§ **Job**
Retype all of the listing exactly, passing over any picture you find.
— start Records for the exercise —
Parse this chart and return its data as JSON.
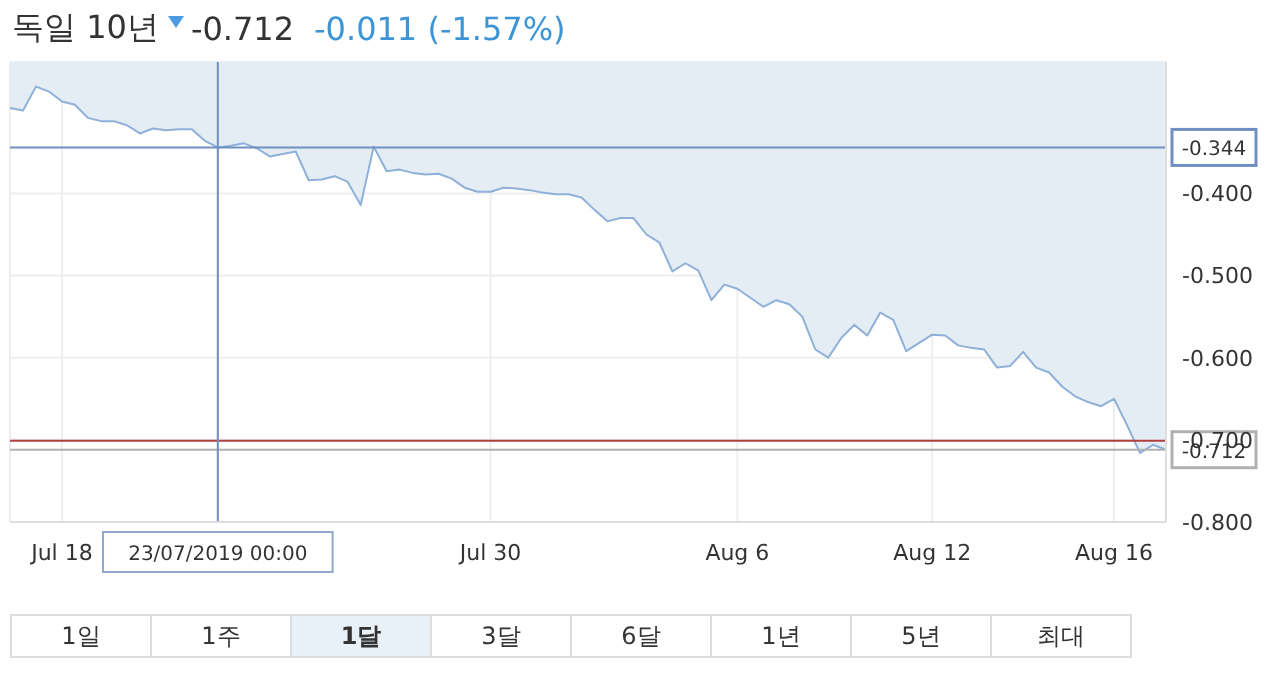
{
  "chart_data": {
    "type": "area",
    "title": "독일 10년",
    "annotations": [
      "-0.712",
      "-0.011 (-1.57%)",
      "1일",
      "1주",
      "1달",
      "3달",
      "6달",
      "1년",
      "5년",
      "최대"
    ],
    "categories": [
      null,
      null,
      null,
      null,
      "Jul 18",
      null,
      null,
      null,
      null,
      null,
      null,
      null,
      null,
      null,
      null,
      null,
      "23/07/2019 00:00",
      null,
      null,
      null,
      null,
      null,
      null,
      null,
      null,
      null,
      null,
      null,
      null,
      null,
      null,
      null,
      null,
      null,
      null,
      null,
      null,
      "Jul 30",
      null,
      null,
      null,
      null,
      null,
      null,
      null,
      null,
      null,
      null,
      null,
      null,
      null,
      null,
      null,
      null,
      null,
      null,
      "Aug 6",
      null,
      null,
      null,
      null,
      null,
      null,
      null,
      null,
      null,
      null,
      null,
      null,
      null,
      null,
      "Aug 12",
      null,
      null,
      null,
      null,
      null,
      null,
      null,
      null,
      null,
      null,
      null,
      null,
      null,
      "Aug 16",
      null,
      null,
      null,
      null
    ],
    "series": [
      {
        "color": "#8fb0d8",
        "values": [
          -0.296,
          -0.299,
          -0.27,
          -0.276,
          -0.288,
          -0.292,
          -0.308,
          -0.312,
          -0.312,
          -0.317,
          -0.327,
          -0.321,
          -0.323,
          -0.322,
          -0.322,
          -0.336,
          -0.344,
          -0.342,
          -0.339,
          -0.345,
          -0.355,
          -0.352,
          -0.349,
          -0.384,
          -0.383,
          -0.379,
          -0.386,
          -0.414,
          -0.343,
          -0.373,
          -0.371,
          -0.375,
          -0.377,
          -0.376,
          -0.382,
          -0.393,
          -0.398,
          -0.398,
          -0.393,
          -0.394,
          -0.396,
          -0.399,
          -0.401,
          -0.401,
          -0.405,
          -0.42,
          -0.434,
          -0.43,
          -0.43,
          -0.45,
          -0.46,
          -0.495,
          -0.485,
          -0.494,
          -0.53,
          -0.511,
          -0.516,
          -0.527,
          -0.538,
          -0.53,
          -0.535,
          -0.55,
          -0.59,
          -0.6,
          -0.576,
          -0.56,
          -0.573,
          -0.545,
          -0.554,
          -0.592,
          -0.582,
          -0.572,
          -0.573,
          -0.585,
          -0.588,
          -0.59,
          -0.612,
          -0.61,
          -0.593,
          -0.612,
          -0.618,
          -0.635,
          -0.647,
          -0.654,
          -0.659,
          -0.65,
          -0.682,
          -0.716,
          -0.706,
          -0.712
        ]
      }
    ],
    "ylim": [
      -0.8,
      -0.24
    ],
    "yticks": [
      {
        "value": -0.4,
        "label": "-0.400"
      },
      {
        "value": -0.5,
        "label": "-0.500"
      },
      {
        "value": -0.6,
        "label": "-0.600"
      },
      {
        "value": -0.7,
        "label": "-0.700"
      },
      {
        "value": -0.8,
        "label": "-0.800"
      }
    ],
    "grid": true,
    "ref_lines": [
      {
        "axis": "y",
        "value": -0.344,
        "label": "-0.344",
        "color": "#6f8fc0"
      },
      {
        "axis": "y",
        "value": -0.701,
        "color": "#b04040"
      },
      {
        "axis": "y",
        "value": -0.712,
        "label": "-0.712",
        "color": "#b0b0b0"
      },
      {
        "axis": "x",
        "value": "23/07/2019 00:00",
        "color": "#6f8fc0"
      }
    ]
  }
}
— end Records for the exercise —
§ **Expected output**
Parse this chart and return its data as JSON.
{
  "chart_data": {
    "type": "area",
    "title": "독일 10년",
    "annotations": [
      "-0.712",
      "-0.011 (-1.57%)",
      "1일",
      "1주",
      "1달",
      "3달",
      "6달",
      "1년",
      "5년",
      "최대"
    ],
    "categories": [
      null,
      null,
      null,
      null,
      "Jul 18",
      null,
      null,
      null,
      null,
      null,
      null,
      null,
      null,
      null,
      null,
      null,
      "23/07/2019 00:00",
      null,
      null,
      null,
      null,
      null,
      null,
      null,
      null,
      null,
      null,
      null,
      null,
      null,
      null,
      null,
      null,
      null,
      null,
      null,
      null,
      "Jul 30",
      null,
      null,
      null,
      null,
      null,
      null,
      null,
      null,
      null,
      null,
      null,
      null,
      null,
      null,
      null,
      null,
      null,
      null,
      "Aug 6",
      null,
      null,
      null,
      null,
      null,
      null,
      null,
      null,
      null,
      null,
      null,
      null,
      null,
      null,
      "Aug 12",
      null,
      null,
      null,
      null,
      null,
      null,
      null,
      null,
      null,
      null,
      null,
      null,
      null,
      "Aug 16",
      null,
      null,
      null,
      null
    ],
    "series": [
      {
        "color": "#8fb0d8",
        "values": [
          -0.296,
          -0.299,
          -0.27,
          -0.276,
          -0.288,
          -0.292,
          -0.308,
          -0.312,
          -0.312,
          -0.317,
          -0.327,
          -0.321,
          -0.323,
          -0.322,
          -0.322,
          -0.336,
          -0.344,
          -0.342,
          -0.339,
          -0.345,
          -0.355,
          -0.352,
          -0.349,
          -0.384,
          -0.383,
          -0.379,
          -0.386,
          -0.414,
          -0.343,
          -0.373,
          -0.371,
          -0.375,
          -0.377,
          -0.376,
          -0.382,
          -0.393,
          -0.398,
          -0.398,
          -0.393,
          -0.394,
          -0.396,
          -0.399,
          -0.401,
          -0.401,
          -0.405,
          -0.42,
          -0.434,
          -0.43,
          -0.43,
          -0.45,
          -0.46,
          -0.495,
          -0.485,
          -0.494,
          -0.53,
          -0.511,
          -0.516,
          -0.527,
          -0.538,
          -0.53,
          -0.535,
          -0.55,
          -0.59,
          -0.6,
          -0.576,
          -0.56,
          -0.573,
          -0.545,
          -0.554,
          -0.592,
          -0.582,
          -0.572,
          -0.573,
          -0.585,
          -0.588,
          -0.59,
          -0.612,
          -0.61,
          -0.593,
          -0.612,
          -0.618,
          -0.635,
          -0.647,
          -0.654,
          -0.659,
          -0.65,
          -0.682,
          -0.716,
          -0.706,
          -0.712
        ]
      }
    ],
    "ylim": [
      -0.8,
      -0.24
    ],
    "yticks": [
      {
        "value": -0.4,
        "label": "-0.400"
      },
      {
        "value": -0.5,
        "label": "-0.500"
      },
      {
        "value": -0.6,
        "label": "-0.600"
      },
      {
        "value": -0.7,
        "label": "-0.700"
      },
      {
        "value": -0.8,
        "label": "-0.800"
      }
    ],
    "grid": true,
    "ref_lines": [
      {
        "axis": "y",
        "value": -0.344,
        "label": "-0.344",
        "color": "#6f8fc0"
      },
      {
        "axis": "y",
        "value": -0.701,
        "color": "#b04040"
      },
      {
        "axis": "y",
        "value": -0.712,
        "label": "-0.712",
        "color": "#b0b0b0"
      },
      {
        "axis": "x",
        "value": "23/07/2019 00:00",
        "color": "#6f8fc0"
      }
    ]
  }
}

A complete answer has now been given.